The problem:
Exactly repeat the full listing that follows.

Supplied material:

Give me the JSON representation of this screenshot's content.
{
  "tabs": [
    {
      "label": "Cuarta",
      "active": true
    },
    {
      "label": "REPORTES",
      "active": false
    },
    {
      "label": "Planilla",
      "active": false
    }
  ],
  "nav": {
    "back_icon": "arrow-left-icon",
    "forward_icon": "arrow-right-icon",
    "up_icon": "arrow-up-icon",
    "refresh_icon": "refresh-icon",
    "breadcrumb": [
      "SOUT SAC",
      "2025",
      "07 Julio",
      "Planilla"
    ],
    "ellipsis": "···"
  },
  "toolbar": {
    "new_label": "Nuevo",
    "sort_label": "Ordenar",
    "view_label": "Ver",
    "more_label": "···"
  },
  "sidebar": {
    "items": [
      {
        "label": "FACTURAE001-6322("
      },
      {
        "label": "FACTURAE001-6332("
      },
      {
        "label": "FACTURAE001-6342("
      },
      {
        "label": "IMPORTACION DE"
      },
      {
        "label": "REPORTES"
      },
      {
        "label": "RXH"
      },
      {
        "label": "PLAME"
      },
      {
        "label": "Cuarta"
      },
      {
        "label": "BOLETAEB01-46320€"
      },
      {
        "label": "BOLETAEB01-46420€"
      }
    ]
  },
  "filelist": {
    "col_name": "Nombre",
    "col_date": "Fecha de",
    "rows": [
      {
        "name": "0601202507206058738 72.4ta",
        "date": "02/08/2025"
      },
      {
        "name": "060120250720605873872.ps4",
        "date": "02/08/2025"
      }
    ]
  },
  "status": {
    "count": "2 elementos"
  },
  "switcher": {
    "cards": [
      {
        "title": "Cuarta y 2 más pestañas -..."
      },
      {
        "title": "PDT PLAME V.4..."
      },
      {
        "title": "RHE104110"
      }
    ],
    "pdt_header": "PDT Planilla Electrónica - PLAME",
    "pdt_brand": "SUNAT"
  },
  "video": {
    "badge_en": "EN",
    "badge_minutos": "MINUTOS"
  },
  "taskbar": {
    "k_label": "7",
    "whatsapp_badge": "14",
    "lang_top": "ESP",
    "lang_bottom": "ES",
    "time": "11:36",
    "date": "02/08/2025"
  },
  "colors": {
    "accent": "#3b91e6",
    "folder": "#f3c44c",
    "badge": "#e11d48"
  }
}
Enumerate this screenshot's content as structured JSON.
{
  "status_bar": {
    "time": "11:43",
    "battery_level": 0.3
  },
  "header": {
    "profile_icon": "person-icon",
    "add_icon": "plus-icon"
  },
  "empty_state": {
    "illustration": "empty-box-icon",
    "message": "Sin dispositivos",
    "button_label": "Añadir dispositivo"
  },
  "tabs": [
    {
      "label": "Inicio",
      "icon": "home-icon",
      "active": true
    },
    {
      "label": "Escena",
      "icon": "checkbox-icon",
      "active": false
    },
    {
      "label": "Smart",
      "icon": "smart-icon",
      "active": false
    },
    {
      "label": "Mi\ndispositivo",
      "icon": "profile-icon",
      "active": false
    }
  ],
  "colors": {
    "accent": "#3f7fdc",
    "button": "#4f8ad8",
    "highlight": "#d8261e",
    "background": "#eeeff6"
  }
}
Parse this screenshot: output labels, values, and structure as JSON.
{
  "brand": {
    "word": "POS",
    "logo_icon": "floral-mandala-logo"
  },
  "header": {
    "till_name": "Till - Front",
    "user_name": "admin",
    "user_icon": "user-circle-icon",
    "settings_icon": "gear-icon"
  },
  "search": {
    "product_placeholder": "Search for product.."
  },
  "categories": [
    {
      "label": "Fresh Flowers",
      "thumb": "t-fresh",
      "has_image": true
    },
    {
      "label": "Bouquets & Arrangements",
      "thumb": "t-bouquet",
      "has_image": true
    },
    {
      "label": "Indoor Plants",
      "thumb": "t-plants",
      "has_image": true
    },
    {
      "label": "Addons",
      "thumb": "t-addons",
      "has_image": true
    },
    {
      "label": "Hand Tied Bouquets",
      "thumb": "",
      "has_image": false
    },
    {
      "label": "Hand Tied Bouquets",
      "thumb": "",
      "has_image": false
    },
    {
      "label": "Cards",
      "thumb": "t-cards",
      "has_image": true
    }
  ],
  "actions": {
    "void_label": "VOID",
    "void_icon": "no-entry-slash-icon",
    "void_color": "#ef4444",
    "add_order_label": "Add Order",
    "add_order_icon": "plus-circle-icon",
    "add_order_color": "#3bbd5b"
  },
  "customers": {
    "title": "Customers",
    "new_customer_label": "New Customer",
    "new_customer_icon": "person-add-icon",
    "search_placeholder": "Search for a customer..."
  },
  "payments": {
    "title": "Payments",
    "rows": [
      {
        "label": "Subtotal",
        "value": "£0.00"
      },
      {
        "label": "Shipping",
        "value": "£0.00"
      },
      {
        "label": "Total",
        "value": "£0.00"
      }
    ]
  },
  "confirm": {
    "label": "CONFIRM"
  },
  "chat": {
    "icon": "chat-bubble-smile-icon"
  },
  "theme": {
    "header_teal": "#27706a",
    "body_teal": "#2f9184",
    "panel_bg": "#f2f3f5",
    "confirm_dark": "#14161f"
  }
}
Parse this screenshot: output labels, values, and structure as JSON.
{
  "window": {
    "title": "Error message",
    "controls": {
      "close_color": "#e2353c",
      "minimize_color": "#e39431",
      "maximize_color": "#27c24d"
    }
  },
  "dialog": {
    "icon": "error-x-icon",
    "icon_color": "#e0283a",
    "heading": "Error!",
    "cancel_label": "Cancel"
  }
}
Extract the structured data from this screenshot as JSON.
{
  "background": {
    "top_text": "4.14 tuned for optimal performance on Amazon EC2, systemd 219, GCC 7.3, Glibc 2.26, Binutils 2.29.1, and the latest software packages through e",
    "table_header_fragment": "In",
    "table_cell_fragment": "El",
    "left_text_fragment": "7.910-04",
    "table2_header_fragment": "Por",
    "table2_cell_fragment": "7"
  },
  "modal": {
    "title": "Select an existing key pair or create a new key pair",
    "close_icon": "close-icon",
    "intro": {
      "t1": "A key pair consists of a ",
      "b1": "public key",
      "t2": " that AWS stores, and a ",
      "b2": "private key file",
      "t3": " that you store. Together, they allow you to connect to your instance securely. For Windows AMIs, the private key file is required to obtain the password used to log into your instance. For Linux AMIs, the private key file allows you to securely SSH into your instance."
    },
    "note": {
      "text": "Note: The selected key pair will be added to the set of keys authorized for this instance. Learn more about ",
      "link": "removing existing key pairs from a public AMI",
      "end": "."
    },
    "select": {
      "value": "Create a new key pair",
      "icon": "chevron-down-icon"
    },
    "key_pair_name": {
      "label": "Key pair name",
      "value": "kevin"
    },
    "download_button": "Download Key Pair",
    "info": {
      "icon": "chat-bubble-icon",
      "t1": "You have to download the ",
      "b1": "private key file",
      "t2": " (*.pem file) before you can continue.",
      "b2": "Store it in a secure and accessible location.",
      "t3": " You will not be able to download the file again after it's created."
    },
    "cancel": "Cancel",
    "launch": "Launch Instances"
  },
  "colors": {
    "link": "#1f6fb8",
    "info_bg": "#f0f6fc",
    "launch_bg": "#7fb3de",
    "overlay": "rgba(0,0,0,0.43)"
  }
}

Right answer:
Give me the JSON representation of this screenshot's content.
{
  "tabs": [
    {
      "label": "Cuarta",
      "active": true
    },
    {
      "label": "REPORTES",
      "active": false
    },
    {
      "label": "Planilla",
      "active": false
    }
  ],
  "nav": {
    "back_icon": "arrow-left-icon",
    "forward_icon": "arrow-right-icon",
    "up_icon": "arrow-up-icon",
    "refresh_icon": "refresh-icon",
    "breadcrumb": [
      "SOUT SAC",
      "2025",
      "07 Julio",
      "Planilla"
    ],
    "ellipsis": "···"
  },
  "toolbar": {
    "new_label": "Nuevo",
    "sort_label": "Ordenar",
    "view_label": "Ver",
    "more_label": "···"
  },
  "sidebar": {
    "items": [
      {
        "label": "FACTURAE001-6322("
      },
      {
        "label": "FACTURAE001-6332("
      },
      {
        "label": "FACTURAE001-6342("
      },
      {
        "label": "IMPORTACION DE"
      },
      {
        "label": "REPORTES"
      },
      {
        "label": "RXH"
      },
      {
        "label": "PLAME"
      },
      {
        "label": "Cuarta"
      },
      {
        "label": "BOLETAEB01-46320€"
      },
      {
        "label": "BOLETAEB01-46420€"
      }
    ]
  },
  "filelist": {
    "col_name": "Nombre",
    "col_date": "Fecha de",
    "rows": [
      {
        "name": "0601202507206058738 72.4ta",
        "date": "02/08/2025"
      },
      {
        "name": "060120250720605873872.ps4",
        "date": "02/08/2025"
      }
    ]
  },
  "status": {
    "count": "2 elementos"
  },
  "switcher": {
    "cards": [
      {
        "title": "Cuarta y 2 más pestañas -..."
      },
      {
        "title": "PDT PLAME V.4..."
      },
      {
        "title": "RHE104110"
      }
    ],
    "pdt_header": "PDT Planilla Electrónica - PLAME",
    "pdt_brand": "SUNAT"
  },
  "video": {
    "badge_en": "EN",
    "badge_minutos": "MINUTOS"
  },
  "taskbar": {
    "k_label": "7",
    "whatsapp_badge": "14",
    "lang_top": "ESP",
    "lang_bottom": "ES",
    "time": "11:36",
    "date": "02/08/2025"
  },
  "colors": {
    "accent": "#3b91e6",
    "folder": "#f3c44c",
    "badge": "#e11d48"
  }
}
Enumerate this screenshot's content as structured JSON.
{
  "status_bar": {
    "time": "11:43",
    "battery_level": 0.3
  },
  "header": {
    "profile_icon": "person-icon",
    "add_icon": "plus-icon"
  },
  "empty_state": {
    "illustration": "empty-box-icon",
    "message": "Sin dispositivos",
    "button_label": "Añadir dispositivo"
  },
  "tabs": [
    {
      "label": "Inicio",
      "icon": "home-icon",
      "active": true
    },
    {
      "label": "Escena",
      "icon": "checkbox-icon",
      "active": false
    },
    {
      "label": "Smart",
      "icon": "smart-icon",
      "active": false
    },
    {
      "label": "Mi\ndispositivo",
      "icon": "profile-icon",
      "active": false
    }
  ],
  "colors": {
    "accent": "#3f7fdc",
    "button": "#4f8ad8",
    "highlight": "#d8261e",
    "background": "#eeeff6"
  }
}
Parse this screenshot: output labels, values, and structure as JSON.
{
  "brand": {
    "word": "POS",
    "logo_icon": "floral-mandala-logo"
  },
  "header": {
    "till_name": "Till - Front",
    "user_name": "admin",
    "user_icon": "user-circle-icon",
    "settings_icon": "gear-icon"
  },
  "search": {
    "product_placeholder": "Search for product.."
  },
  "categories": [
    {
      "label": "Fresh Flowers",
      "thumb": "t-fresh",
      "has_image": true
    },
    {
      "label": "Bouquets & Arrangements",
      "thumb": "t-bouquet",
      "has_image": true
    },
    {
      "label": "Indoor Plants",
      "thumb": "t-plants",
      "has_image": true
    },
    {
      "label": "Addons",
      "thumb": "t-addons",
      "has_image": true
    },
    {
      "label": "Hand Tied Bouquets",
      "thumb": "",
      "has_image": false
    },
    {
      "label": "Hand Tied Bouquets",
      "thumb": "",
      "has_image": false
    },
    {
      "label": "Cards",
      "thumb": "t-cards",
      "has_image": true
    }
  ],
  "actions": {
    "void_label": "VOID",
    "void_icon": "no-entry-slash-icon",
    "void_color": "#ef4444",
    "add_order_label": "Add Order",
    "add_order_icon": "plus-circle-icon",
    "add_order_color": "#3bbd5b"
  },
  "customers": {
    "title": "Customers",
    "new_customer_label": "New Customer",
    "new_customer_icon": "person-add-icon",
    "search_placeholder": "Search for a customer..."
  },
  "payments": {
    "title": "Payments",
    "rows": [
      {
        "label": "Subtotal",
        "value": "£0.00"
      },
      {
        "label": "Shipping",
        "value": "£0.00"
      },
      {
        "label": "Total",
        "value": "£0.00"
      }
    ]
  },
  "confirm": {
    "label": "CONFIRM"
  },
  "chat": {
    "icon": "chat-bubble-smile-icon"
  },
  "theme": {
    "header_teal": "#27706a",
    "body_teal": "#2f9184",
    "panel_bg": "#f2f3f5",
    "confirm_dark": "#14161f"
  }
}
Parse this screenshot: output labels, values, and structure as JSON.
{
  "window": {
    "title": "Error message",
    "controls": {
      "close_color": "#e2353c",
      "minimize_color": "#e39431",
      "maximize_color": "#27c24d"
    }
  },
  "dialog": {
    "icon": "error-x-icon",
    "icon_color": "#e0283a",
    "heading": "Error!",
    "cancel_label": "Cancel"
  }
}
Extract the structured data from this screenshot as JSON.
{
  "background": {
    "top_text": "4.14 tuned for optimal performance on Amazon EC2, systemd 219, GCC 7.3, Glibc 2.26, Binutils 2.29.1, and the latest software packages through e",
    "table_header_fragment": "In",
    "table_cell_fragment": "El",
    "left_text_fragment": "7.910-04",
    "table2_header_fragment": "Por",
    "table2_cell_fragment": "7"
  },
  "modal": {
    "title": "Select an existing key pair or create a new key pair",
    "close_icon": "close-icon",
    "intro": {
      "t1": "A key pair consists of a ",
      "b1": "public key",
      "t2": " that AWS stores, and a ",
      "b2": "private key file",
      "t3": " that you store. Together, they allow you to connect to your instance securely. For Windows AMIs, the private key file is required to obtain the password used to log into your instance. For Linux AMIs, the private key file allows you to securely SSH into your instance."
    },
    "note": {
      "text": "Note: The selected key pair will be added to the set of keys authorized for this instance. Learn more about ",
      "link": "removing existing key pairs from a public AMI",
      "end": "."
    },
    "select": {
      "value": "Create a new key pair",
      "icon": "chevron-down-icon"
    },
    "key_pair_name": {
      "label": "Key pair name",
      "value": "kevin"
    },
    "download_button": "Download Key Pair",
    "info": {
      "icon": "chat-bubble-icon",
      "t1": "You have to download the ",
      "b1": "private key file",
      "t2": " (*.pem file) before you can continue.",
      "b2": "Store it in a secure and accessible location.",
      "t3": " You will not be able to download the file again after it's created."
    },
    "cancel": "Cancel",
    "launch": "Launch Instances"
  },
  "colors": {
    "link": "#1f6fb8",
    "info_bg": "#f0f6fc",
    "launch_bg": "#7fb3de",
    "overlay": "rgba(0,0,0,0.43)"
  }
}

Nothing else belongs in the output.